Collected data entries
__________________________________________________

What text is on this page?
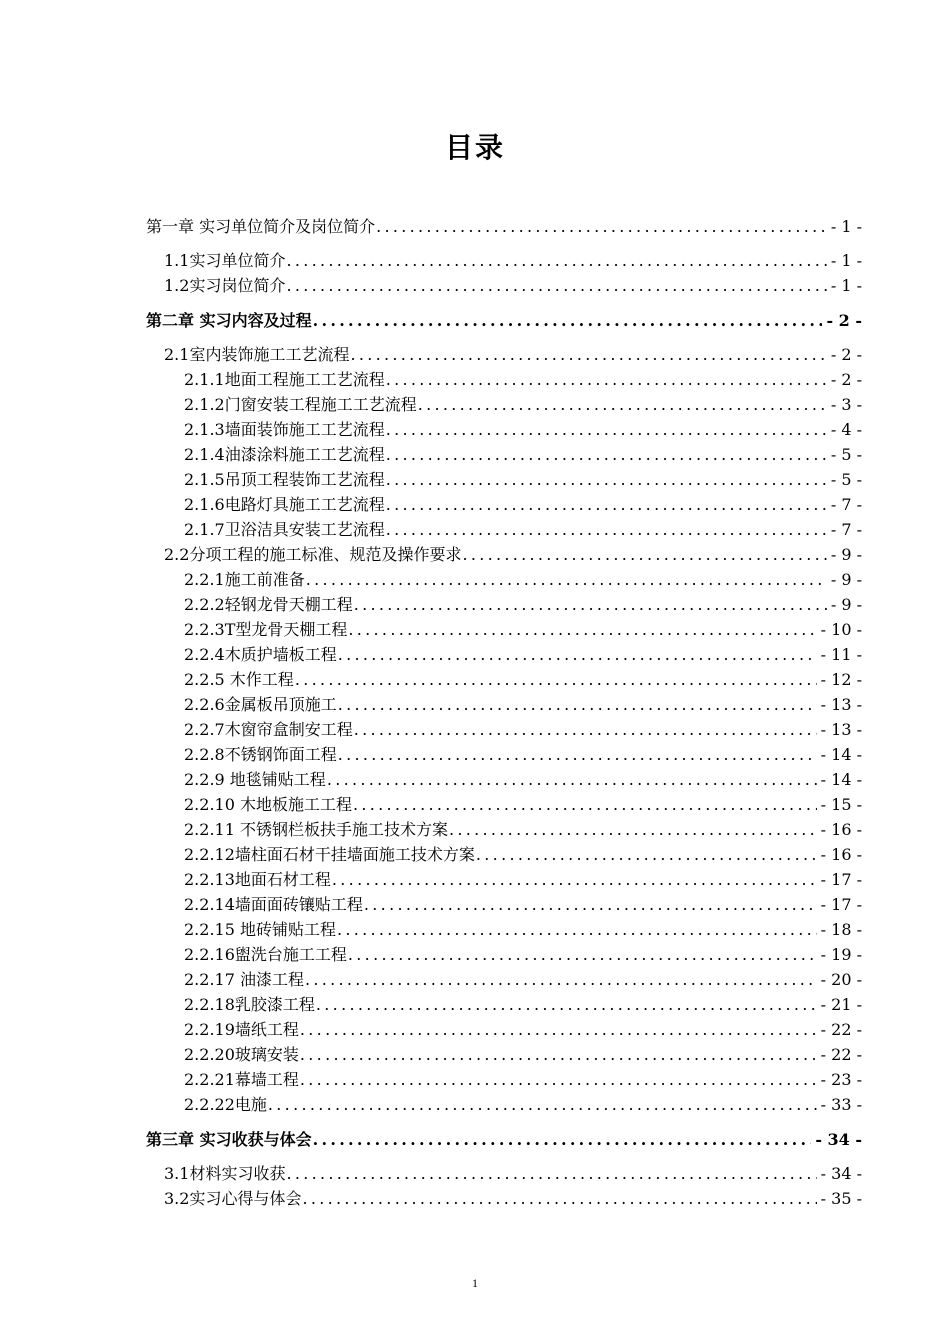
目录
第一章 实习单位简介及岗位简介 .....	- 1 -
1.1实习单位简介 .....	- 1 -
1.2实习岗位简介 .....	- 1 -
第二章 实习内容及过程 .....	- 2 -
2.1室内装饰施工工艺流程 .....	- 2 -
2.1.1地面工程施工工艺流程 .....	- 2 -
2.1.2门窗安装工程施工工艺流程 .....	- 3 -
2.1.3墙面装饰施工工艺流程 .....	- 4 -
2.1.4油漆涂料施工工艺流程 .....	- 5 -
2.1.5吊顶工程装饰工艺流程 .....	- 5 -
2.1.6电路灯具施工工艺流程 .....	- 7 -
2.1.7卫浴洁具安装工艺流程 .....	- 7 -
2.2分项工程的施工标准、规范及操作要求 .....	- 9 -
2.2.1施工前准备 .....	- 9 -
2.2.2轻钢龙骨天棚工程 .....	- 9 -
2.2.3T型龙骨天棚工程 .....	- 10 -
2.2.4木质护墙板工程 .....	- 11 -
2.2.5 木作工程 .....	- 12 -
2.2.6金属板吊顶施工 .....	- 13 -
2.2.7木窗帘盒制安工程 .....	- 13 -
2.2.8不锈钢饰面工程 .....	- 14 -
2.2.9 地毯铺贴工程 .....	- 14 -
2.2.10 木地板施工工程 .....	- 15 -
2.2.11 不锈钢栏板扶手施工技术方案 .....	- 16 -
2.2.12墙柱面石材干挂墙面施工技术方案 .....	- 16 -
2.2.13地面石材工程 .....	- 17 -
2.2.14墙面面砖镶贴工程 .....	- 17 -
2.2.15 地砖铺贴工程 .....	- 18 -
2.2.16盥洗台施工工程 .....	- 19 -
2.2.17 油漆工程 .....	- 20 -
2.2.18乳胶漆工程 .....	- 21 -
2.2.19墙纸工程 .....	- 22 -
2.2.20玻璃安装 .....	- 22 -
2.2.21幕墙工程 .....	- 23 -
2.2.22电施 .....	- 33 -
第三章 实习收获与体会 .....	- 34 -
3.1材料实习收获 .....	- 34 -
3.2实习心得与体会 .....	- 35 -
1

__________________________________________________

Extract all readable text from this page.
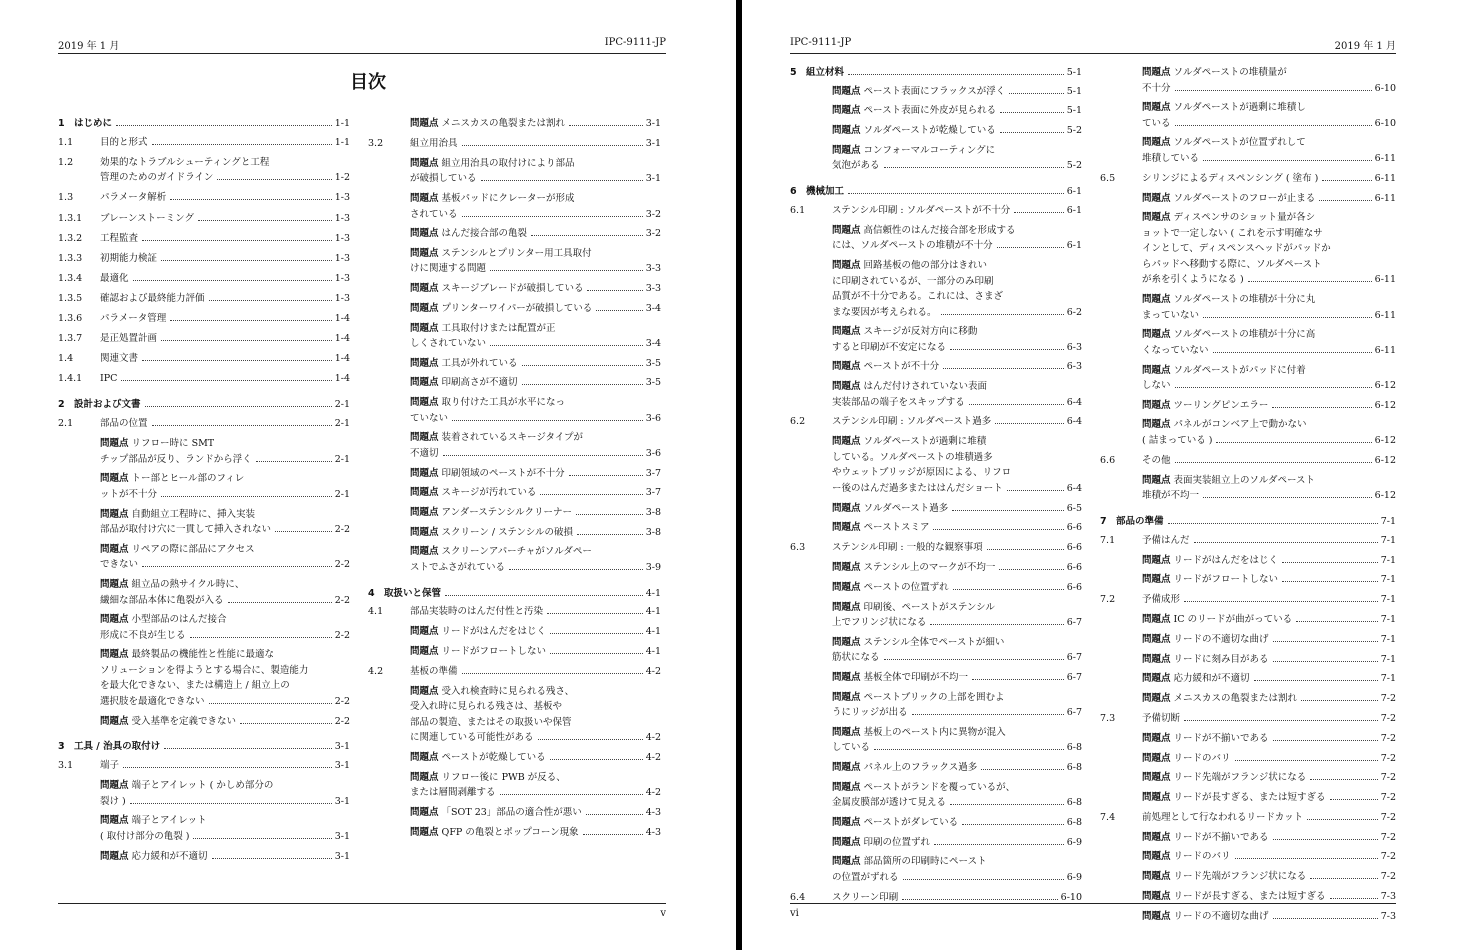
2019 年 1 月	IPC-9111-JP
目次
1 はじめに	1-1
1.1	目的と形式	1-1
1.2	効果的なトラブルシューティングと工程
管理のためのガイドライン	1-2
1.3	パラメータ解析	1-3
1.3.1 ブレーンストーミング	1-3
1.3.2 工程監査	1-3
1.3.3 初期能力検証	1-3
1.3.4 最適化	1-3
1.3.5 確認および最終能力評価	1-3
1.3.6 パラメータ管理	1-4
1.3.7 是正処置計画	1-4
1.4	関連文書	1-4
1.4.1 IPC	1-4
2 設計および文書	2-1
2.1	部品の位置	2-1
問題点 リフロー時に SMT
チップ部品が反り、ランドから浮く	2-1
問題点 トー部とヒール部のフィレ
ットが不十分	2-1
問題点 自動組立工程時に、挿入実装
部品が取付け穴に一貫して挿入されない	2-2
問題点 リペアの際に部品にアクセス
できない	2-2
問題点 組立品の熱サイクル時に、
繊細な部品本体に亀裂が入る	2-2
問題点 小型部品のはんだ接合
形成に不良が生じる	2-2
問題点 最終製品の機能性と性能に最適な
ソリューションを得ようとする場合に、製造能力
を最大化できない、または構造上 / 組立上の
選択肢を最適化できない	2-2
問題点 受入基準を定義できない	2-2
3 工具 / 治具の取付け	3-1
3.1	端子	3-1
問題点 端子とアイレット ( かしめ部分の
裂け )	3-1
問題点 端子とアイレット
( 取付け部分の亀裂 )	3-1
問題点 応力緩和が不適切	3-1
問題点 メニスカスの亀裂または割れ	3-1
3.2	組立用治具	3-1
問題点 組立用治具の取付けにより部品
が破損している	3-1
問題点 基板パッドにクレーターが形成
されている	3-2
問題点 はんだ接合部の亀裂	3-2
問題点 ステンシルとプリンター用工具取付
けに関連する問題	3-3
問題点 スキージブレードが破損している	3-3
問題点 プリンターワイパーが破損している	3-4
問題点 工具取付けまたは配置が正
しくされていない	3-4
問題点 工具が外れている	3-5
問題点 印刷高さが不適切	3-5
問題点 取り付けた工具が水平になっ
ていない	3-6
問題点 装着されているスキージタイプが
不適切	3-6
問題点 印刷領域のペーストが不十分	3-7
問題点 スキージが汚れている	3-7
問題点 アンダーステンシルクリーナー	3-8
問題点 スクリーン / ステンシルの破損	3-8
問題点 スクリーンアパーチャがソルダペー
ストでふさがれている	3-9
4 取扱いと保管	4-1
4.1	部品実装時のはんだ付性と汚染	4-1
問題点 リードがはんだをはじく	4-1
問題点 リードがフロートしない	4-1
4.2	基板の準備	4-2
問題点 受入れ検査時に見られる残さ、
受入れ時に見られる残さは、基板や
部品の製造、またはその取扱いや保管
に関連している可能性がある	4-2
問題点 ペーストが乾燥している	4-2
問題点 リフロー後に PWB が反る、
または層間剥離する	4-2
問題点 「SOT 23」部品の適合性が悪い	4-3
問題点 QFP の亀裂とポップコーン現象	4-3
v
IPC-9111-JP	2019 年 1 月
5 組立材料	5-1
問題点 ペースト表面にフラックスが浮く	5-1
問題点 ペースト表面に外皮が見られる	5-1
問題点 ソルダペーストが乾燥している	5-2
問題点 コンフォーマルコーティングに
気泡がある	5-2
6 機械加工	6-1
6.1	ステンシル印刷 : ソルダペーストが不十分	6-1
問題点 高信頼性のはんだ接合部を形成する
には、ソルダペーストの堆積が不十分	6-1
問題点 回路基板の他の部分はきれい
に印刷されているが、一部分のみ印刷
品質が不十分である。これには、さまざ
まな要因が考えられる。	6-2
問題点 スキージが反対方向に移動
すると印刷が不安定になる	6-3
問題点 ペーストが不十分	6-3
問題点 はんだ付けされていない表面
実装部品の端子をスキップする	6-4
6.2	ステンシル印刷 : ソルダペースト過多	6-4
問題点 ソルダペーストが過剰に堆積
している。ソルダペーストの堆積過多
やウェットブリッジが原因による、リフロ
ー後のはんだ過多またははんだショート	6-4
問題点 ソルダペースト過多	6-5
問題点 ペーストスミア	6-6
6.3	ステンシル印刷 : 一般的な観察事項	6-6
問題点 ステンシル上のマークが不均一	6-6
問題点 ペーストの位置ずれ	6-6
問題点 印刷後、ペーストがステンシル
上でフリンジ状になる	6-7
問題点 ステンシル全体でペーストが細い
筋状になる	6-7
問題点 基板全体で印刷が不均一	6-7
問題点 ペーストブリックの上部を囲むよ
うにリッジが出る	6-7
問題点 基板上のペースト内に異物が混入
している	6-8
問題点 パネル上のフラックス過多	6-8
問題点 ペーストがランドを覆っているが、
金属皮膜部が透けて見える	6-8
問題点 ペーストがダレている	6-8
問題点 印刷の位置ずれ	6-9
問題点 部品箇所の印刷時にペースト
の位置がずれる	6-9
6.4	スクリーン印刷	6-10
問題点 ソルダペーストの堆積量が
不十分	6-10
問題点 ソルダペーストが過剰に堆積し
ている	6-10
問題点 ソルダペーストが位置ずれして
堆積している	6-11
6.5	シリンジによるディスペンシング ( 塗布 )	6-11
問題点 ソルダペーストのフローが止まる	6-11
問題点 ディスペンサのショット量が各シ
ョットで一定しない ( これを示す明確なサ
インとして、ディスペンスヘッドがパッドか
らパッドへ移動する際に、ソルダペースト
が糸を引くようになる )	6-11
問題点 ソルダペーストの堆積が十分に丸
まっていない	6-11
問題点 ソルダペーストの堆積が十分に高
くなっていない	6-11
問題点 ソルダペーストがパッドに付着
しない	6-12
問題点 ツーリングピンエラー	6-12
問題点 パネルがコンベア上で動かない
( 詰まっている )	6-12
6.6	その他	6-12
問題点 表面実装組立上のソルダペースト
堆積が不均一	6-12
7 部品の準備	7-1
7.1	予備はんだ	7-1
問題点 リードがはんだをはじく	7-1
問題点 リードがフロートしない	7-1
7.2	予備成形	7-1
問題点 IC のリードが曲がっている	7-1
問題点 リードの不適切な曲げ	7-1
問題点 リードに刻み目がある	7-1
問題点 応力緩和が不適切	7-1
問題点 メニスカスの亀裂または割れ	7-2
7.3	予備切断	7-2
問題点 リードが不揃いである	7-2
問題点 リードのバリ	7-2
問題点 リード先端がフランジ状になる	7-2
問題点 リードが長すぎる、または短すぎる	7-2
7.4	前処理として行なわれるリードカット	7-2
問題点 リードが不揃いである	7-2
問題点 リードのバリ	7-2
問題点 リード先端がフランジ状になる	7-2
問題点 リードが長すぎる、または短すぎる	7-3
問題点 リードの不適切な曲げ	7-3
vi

__________________________________________________

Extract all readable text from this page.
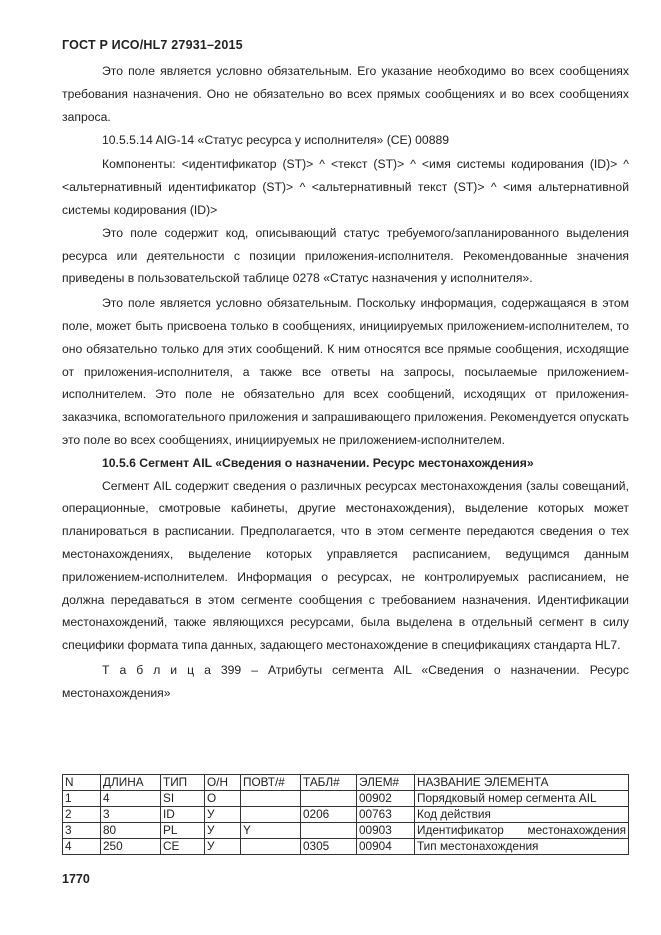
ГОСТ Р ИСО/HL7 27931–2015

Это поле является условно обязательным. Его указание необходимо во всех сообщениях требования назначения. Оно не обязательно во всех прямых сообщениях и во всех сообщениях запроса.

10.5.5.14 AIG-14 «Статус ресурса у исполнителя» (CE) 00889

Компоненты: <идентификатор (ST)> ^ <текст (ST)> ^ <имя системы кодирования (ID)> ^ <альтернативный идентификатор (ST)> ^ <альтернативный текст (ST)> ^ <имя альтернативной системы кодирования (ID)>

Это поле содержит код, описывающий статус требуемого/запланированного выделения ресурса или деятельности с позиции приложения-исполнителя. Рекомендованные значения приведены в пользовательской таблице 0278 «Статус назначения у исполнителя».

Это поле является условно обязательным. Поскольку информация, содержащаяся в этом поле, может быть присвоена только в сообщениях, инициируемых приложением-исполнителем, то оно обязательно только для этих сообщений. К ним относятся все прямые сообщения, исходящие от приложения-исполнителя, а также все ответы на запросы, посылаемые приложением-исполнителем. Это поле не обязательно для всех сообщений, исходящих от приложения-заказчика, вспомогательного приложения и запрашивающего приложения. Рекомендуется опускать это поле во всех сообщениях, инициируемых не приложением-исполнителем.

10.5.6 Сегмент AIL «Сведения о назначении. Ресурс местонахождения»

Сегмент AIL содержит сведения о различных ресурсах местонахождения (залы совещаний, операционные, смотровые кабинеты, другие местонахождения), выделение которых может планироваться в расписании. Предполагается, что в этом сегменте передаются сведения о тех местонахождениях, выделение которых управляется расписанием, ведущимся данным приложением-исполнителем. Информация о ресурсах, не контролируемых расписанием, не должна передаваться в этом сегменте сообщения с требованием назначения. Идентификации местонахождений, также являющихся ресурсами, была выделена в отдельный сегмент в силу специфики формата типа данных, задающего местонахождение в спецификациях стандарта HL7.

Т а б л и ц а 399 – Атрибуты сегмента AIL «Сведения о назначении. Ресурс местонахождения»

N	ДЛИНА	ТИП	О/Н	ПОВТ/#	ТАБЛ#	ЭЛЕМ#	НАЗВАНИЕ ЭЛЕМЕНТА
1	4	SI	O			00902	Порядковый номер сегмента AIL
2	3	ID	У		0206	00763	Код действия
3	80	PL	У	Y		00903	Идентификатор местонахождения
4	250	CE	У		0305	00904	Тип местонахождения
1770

__________________________________________________

> Stated exercise:
Using the data above, copy each line that contains "содержит".

> Task solution:
Это поле содержит код, описывающий статус требуемого/запланированного выделения ресурса или деятельности с позиции приложения-исполнителя. Рекомендованные значения приведены в пользовательской таблице 0278 «Статус назначения у исполнителя».
Сегмент AIL содержит сведения о различных ресурсах местонахождения (залы совещаний, операционные, смотровые кабинеты, другие местонахождения), выделение которых может планироваться в расписании. Предполагается, что в этом сегменте передаются сведения о тех местонахождениях, выделение которых управляется расписанием, ведущимся данным приложением-исполнителем. Информация о ресурсах, не контролируемых расписанием, не должна передаваться в этом сегменте сообщения с требованием назначения. Идентификации местонахождений, также являющихся ресурсами, была выделена в отдельный сегмент в силу специфики формата типа данных, задающего местонахождение в спецификациях стандарта HL7.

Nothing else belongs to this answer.